_What the exercise asks_:
Exclude the pictures, then copy all remaining records exactly.

_Exercise inputs_:
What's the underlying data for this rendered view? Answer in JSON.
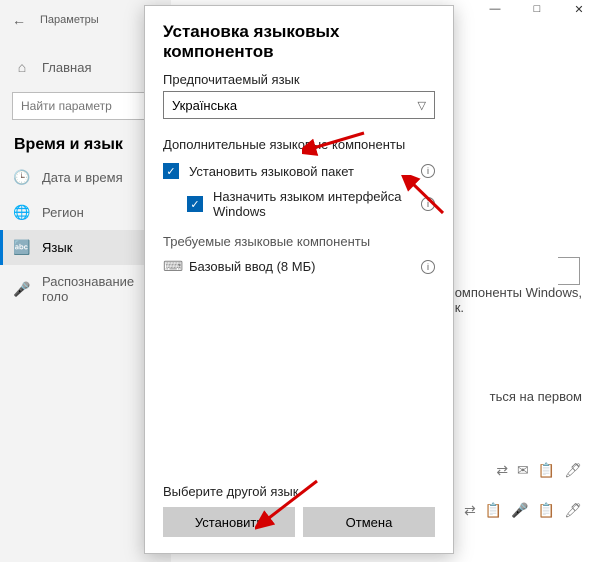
{
  "titlebar": {
    "min": "—",
    "max": "□",
    "close": "✕"
  },
  "bg": {
    "header_back": "←",
    "header_title": "Параметры",
    "home_icon": "⌂",
    "home_label": "Главная",
    "search_placeholder": "Найти параметр",
    "section_title": "Время и язык",
    "nav": [
      {
        "icon": "🕒",
        "label": "Дата и время"
      },
      {
        "icon": "🌐",
        "label": "Регион"
      },
      {
        "icon": "🔤",
        "label": "Язык"
      },
      {
        "icon": "🎤",
        "label": "Распознавание голо"
      }
    ],
    "right_snippet1a": "омпоненты Windows,",
    "right_snippet1b": "к.",
    "right_snippet2": "ться на первом"
  },
  "modal": {
    "title": "Установка языковых компонентов",
    "pref_label": "Предпочитаемый язык",
    "combo_value": "Українська",
    "opt_head": "Дополнительные языковые компоненты",
    "opt1": "Установить языковой пакет",
    "opt2": "Назначить языком интерфейса Windows",
    "req_head": "Требуемые языковые компоненты",
    "req1_icon": "⌨",
    "req1": "Базовый ввод (8 МБ)",
    "footer_label": "Выберите другой язык",
    "install": "Установить",
    "cancel": "Отмена"
  },
  "iconrow": {
    "a": "⇄",
    "b": "✉",
    "c": "📋",
    "d": "🖊",
    "e": "🎤"
  }
}
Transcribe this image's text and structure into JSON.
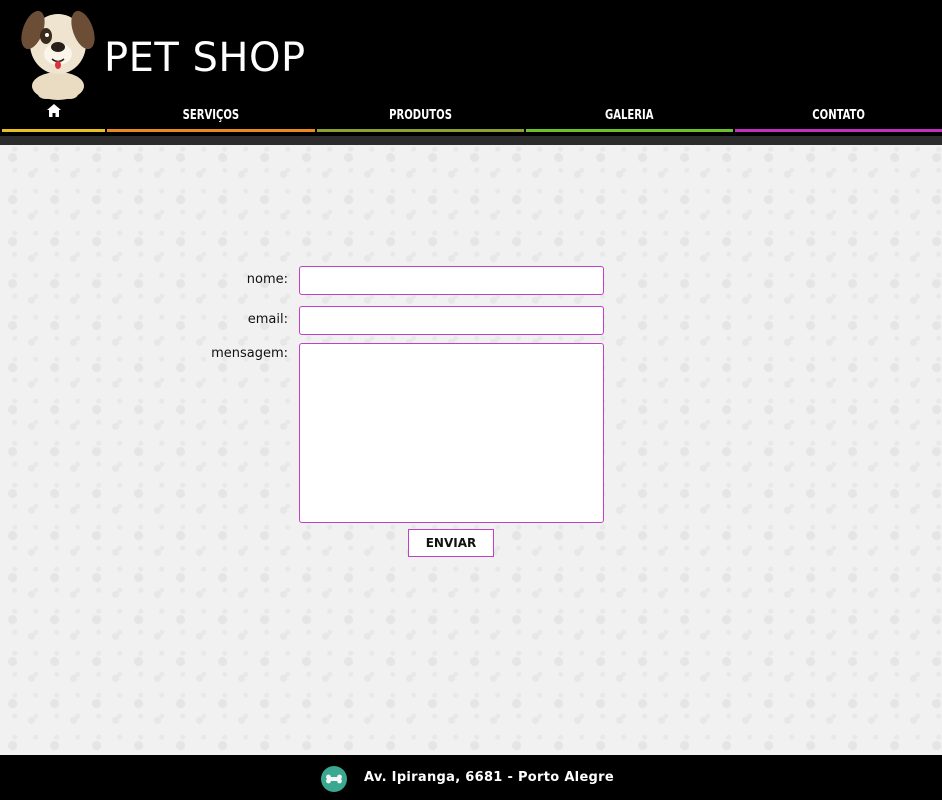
{
  "header": {
    "title": "PET SHOP",
    "logo_icon": "dog-mascot-icon"
  },
  "nav": {
    "items": [
      {
        "id": "home",
        "label": "",
        "icon": "home-icon",
        "color": "#e8c020"
      },
      {
        "id": "servicos",
        "label": "SERVIÇOS",
        "color": "#e88a20"
      },
      {
        "id": "produtos",
        "label": "PRODUTOS",
        "color": "#8ca030"
      },
      {
        "id": "galeria",
        "label": "GALERIA",
        "color": "#6cc030"
      },
      {
        "id": "contato",
        "label": "CONTATO",
        "color": "#c030c0"
      }
    ]
  },
  "form": {
    "name_label": "nome:",
    "name_value": "",
    "email_label": "email:",
    "email_value": "",
    "message_label": "mensagem:",
    "message_value": "",
    "submit_label": "ENVIAR",
    "accent_color": "#c040c8"
  },
  "footer": {
    "address": "Av. Ipiranga, 6681 - Porto Alegre",
    "icon": "bone-icon",
    "icon_color": "#3aa891"
  }
}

_Answer for the task_:
What's the underlying data for this rendered view? Answer in JSON.
{
  "titlebar": {
    "min": "—",
    "max": "□",
    "close": "✕"
  },
  "bg": {
    "header_back": "←",
    "header_title": "Параметры",
    "home_icon": "⌂",
    "home_label": "Главная",
    "search_placeholder": "Найти параметр",
    "section_title": "Время и язык",
    "nav": [
      {
        "icon": "🕒",
        "label": "Дата и время"
      },
      {
        "icon": "🌐",
        "label": "Регион"
      },
      {
        "icon": "🔤",
        "label": "Язык"
      },
      {
        "icon": "🎤",
        "label": "Распознавание голо"
      }
    ],
    "right_snippet1a": "омпоненты Windows,",
    "right_snippet1b": "к.",
    "right_snippet2": "ться на первом"
  },
  "modal": {
    "title": "Установка языковых компонентов",
    "pref_label": "Предпочитаемый язык",
    "combo_value": "Українська",
    "opt_head": "Дополнительные языковые компоненты",
    "opt1": "Установить языковой пакет",
    "opt2": "Назначить языком интерфейса Windows",
    "req_head": "Требуемые языковые компоненты",
    "req1_icon": "⌨",
    "req1": "Базовый ввод (8 МБ)",
    "footer_label": "Выберите другой язык",
    "install": "Установить",
    "cancel": "Отмена"
  },
  "iconrow": {
    "a": "⇄",
    "b": "✉",
    "c": "📋",
    "d": "🖊",
    "e": "🎤"
  }
}
Transcribe this image's text and structure into JSON.
{
  "header": {
    "title": "PET SHOP",
    "logo_icon": "dog-mascot-icon"
  },
  "nav": {
    "items": [
      {
        "id": "home",
        "label": "",
        "icon": "home-icon",
        "color": "#e8c020"
      },
      {
        "id": "servicos",
        "label": "SERVIÇOS",
        "color": "#e88a20"
      },
      {
        "id": "produtos",
        "label": "PRODUTOS",
        "color": "#8ca030"
      },
      {
        "id": "galeria",
        "label": "GALERIA",
        "color": "#6cc030"
      },
      {
        "id": "contato",
        "label": "CONTATO",
        "color": "#c030c0"
      }
    ]
  },
  "form": {
    "name_label": "nome:",
    "name_value": "",
    "email_label": "email:",
    "email_value": "",
    "message_label": "mensagem:",
    "message_value": "",
    "submit_label": "ENVIAR",
    "accent_color": "#c040c8"
  },
  "footer": {
    "address": "Av. Ipiranga, 6681 - Porto Alegre",
    "icon": "bone-icon",
    "icon_color": "#3aa891"
  }
}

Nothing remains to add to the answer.